(Records from a data collection)
»»

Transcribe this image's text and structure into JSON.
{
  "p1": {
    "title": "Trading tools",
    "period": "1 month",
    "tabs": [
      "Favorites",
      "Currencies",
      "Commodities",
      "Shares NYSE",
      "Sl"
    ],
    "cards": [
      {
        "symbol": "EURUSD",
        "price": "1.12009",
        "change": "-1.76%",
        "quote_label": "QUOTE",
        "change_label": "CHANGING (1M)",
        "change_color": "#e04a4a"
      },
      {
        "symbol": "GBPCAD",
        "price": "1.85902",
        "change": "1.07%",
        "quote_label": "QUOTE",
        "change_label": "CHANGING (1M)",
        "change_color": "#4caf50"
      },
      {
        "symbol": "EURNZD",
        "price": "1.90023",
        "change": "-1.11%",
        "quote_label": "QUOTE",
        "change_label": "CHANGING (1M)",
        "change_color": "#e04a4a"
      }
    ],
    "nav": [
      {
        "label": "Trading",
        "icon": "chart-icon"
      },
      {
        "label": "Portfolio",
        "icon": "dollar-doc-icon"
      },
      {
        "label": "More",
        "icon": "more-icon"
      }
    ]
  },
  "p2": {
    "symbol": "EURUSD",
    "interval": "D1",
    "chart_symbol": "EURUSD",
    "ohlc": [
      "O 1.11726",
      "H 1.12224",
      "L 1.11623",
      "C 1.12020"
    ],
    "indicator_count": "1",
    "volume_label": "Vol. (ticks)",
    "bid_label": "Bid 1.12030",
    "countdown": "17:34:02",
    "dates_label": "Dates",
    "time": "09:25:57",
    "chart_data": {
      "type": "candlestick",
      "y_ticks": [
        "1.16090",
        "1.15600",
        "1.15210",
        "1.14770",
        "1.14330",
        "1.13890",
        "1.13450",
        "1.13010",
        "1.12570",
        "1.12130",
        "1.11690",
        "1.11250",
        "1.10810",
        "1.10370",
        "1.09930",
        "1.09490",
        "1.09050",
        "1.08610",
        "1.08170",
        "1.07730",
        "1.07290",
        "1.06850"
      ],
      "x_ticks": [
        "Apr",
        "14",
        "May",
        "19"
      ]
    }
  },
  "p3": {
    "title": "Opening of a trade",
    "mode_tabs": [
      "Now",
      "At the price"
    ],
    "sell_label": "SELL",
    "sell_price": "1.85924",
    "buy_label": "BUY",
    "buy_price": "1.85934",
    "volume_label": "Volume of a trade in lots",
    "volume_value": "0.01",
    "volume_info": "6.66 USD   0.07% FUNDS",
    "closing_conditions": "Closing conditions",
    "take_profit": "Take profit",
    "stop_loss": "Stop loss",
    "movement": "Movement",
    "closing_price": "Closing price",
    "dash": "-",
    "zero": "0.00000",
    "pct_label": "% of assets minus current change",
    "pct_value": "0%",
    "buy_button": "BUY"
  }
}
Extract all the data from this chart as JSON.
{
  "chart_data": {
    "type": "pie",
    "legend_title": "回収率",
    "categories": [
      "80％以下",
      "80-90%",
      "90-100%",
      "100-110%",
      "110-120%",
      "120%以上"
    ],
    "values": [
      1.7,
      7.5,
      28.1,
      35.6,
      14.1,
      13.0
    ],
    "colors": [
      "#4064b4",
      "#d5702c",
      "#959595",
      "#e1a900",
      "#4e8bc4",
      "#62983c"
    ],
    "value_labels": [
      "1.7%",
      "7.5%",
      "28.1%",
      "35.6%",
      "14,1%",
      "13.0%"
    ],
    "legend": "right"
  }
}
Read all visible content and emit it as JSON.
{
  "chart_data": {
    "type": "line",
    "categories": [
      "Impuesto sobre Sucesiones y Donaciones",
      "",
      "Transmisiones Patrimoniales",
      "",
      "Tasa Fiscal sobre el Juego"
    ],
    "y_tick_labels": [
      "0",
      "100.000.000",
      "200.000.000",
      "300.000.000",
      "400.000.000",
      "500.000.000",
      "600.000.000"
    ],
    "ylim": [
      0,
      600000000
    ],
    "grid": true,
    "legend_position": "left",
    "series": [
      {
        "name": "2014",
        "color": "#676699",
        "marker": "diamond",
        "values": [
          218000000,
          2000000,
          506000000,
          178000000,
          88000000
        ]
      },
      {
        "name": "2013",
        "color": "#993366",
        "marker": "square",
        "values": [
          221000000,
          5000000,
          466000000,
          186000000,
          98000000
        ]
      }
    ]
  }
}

««

→ **Exercise requirements**
Write out the entries in full, exactly as given.

→ **Written answer**
Transcribe this image's text and structure into JSON.
{
  "p1": {
    "title": "Trading tools",
    "period": "1 month",
    "tabs": [
      "Favorites",
      "Currencies",
      "Commodities",
      "Shares NYSE",
      "Sl"
    ],
    "cards": [
      {
        "symbol": "EURUSD",
        "price": "1.12009",
        "change": "-1.76%",
        "quote_label": "QUOTE",
        "change_label": "CHANGING (1M)",
        "change_color": "#e04a4a"
      },
      {
        "symbol": "GBPCAD",
        "price": "1.85902",
        "change": "1.07%",
        "quote_label": "QUOTE",
        "change_label": "CHANGING (1M)",
        "change_color": "#4caf50"
      },
      {
        "symbol": "EURNZD",
        "price": "1.90023",
        "change": "-1.11%",
        "quote_label": "QUOTE",
        "change_label": "CHANGING (1M)",
        "change_color": "#e04a4a"
      }
    ],
    "nav": [
      {
        "label": "Trading",
        "icon": "chart-icon"
      },
      {
        "label": "Portfolio",
        "icon": "dollar-doc-icon"
      },
      {
        "label": "More",
        "icon": "more-icon"
      }
    ]
  },
  "p2": {
    "symbol": "EURUSD",
    "interval": "D1",
    "chart_symbol": "EURUSD",
    "ohlc": [
      "O 1.11726",
      "H 1.12224",
      "L 1.11623",
      "C 1.12020"
    ],
    "indicator_count": "1",
    "volume_label": "Vol. (ticks)",
    "bid_label": "Bid 1.12030",
    "countdown": "17:34:02",
    "dates_label": "Dates",
    "time": "09:25:57",
    "chart_data": {
      "type": "candlestick",
      "y_ticks": [
        "1.16090",
        "1.15600",
        "1.15210",
        "1.14770",
        "1.14330",
        "1.13890",
        "1.13450",
        "1.13010",
        "1.12570",
        "1.12130",
        "1.11690",
        "1.11250",
        "1.10810",
        "1.10370",
        "1.09930",
        "1.09490",
        "1.09050",
        "1.08610",
        "1.08170",
        "1.07730",
        "1.07290",
        "1.06850"
      ],
      "x_ticks": [
        "Apr",
        "14",
        "May",
        "19"
      ]
    }
  },
  "p3": {
    "title": "Opening of a trade",
    "mode_tabs": [
      "Now",
      "At the price"
    ],
    "sell_label": "SELL",
    "sell_price": "1.85924",
    "buy_label": "BUY",
    "buy_price": "1.85934",
    "volume_label": "Volume of a trade in lots",
    "volume_value": "0.01",
    "volume_info": "6.66 USD   0.07% FUNDS",
    "closing_conditions": "Closing conditions",
    "take_profit": "Take profit",
    "stop_loss": "Stop loss",
    "movement": "Movement",
    "closing_price": "Closing price",
    "dash": "-",
    "zero": "0.00000",
    "pct_label": "% of assets minus current change",
    "pct_value": "0%",
    "buy_button": "BUY"
  }
}
Extract all the data from this chart as JSON.
{
  "chart_data": {
    "type": "pie",
    "legend_title": "回収率",
    "categories": [
      "80％以下",
      "80-90%",
      "90-100%",
      "100-110%",
      "110-120%",
      "120%以上"
    ],
    "values": [
      1.7,
      7.5,
      28.1,
      35.6,
      14.1,
      13.0
    ],
    "colors": [
      "#4064b4",
      "#d5702c",
      "#959595",
      "#e1a900",
      "#4e8bc4",
      "#62983c"
    ],
    "value_labels": [
      "1.7%",
      "7.5%",
      "28.1%",
      "35.6%",
      "14,1%",
      "13.0%"
    ],
    "legend": "right"
  }
}
Read all visible content and emit it as JSON.
{
  "chart_data": {
    "type": "line",
    "categories": [
      "Impuesto sobre Sucesiones y Donaciones",
      "",
      "Transmisiones Patrimoniales",
      "",
      "Tasa Fiscal sobre el Juego"
    ],
    "y_tick_labels": [
      "0",
      "100.000.000",
      "200.000.000",
      "300.000.000",
      "400.000.000",
      "500.000.000",
      "600.000.000"
    ],
    "ylim": [
      0,
      600000000
    ],
    "grid": true,
    "legend_position": "left",
    "series": [
      {
        "name": "2014",
        "color": "#676699",
        "marker": "diamond",
        "values": [
          218000000,
          2000000,
          506000000,
          178000000,
          88000000
        ]
      },
      {
        "name": "2013",
        "color": "#993366",
        "marker": "square",
        "values": [
          221000000,
          5000000,
          466000000,
          186000000,
          98000000
        ]
      }
    ]
  }
}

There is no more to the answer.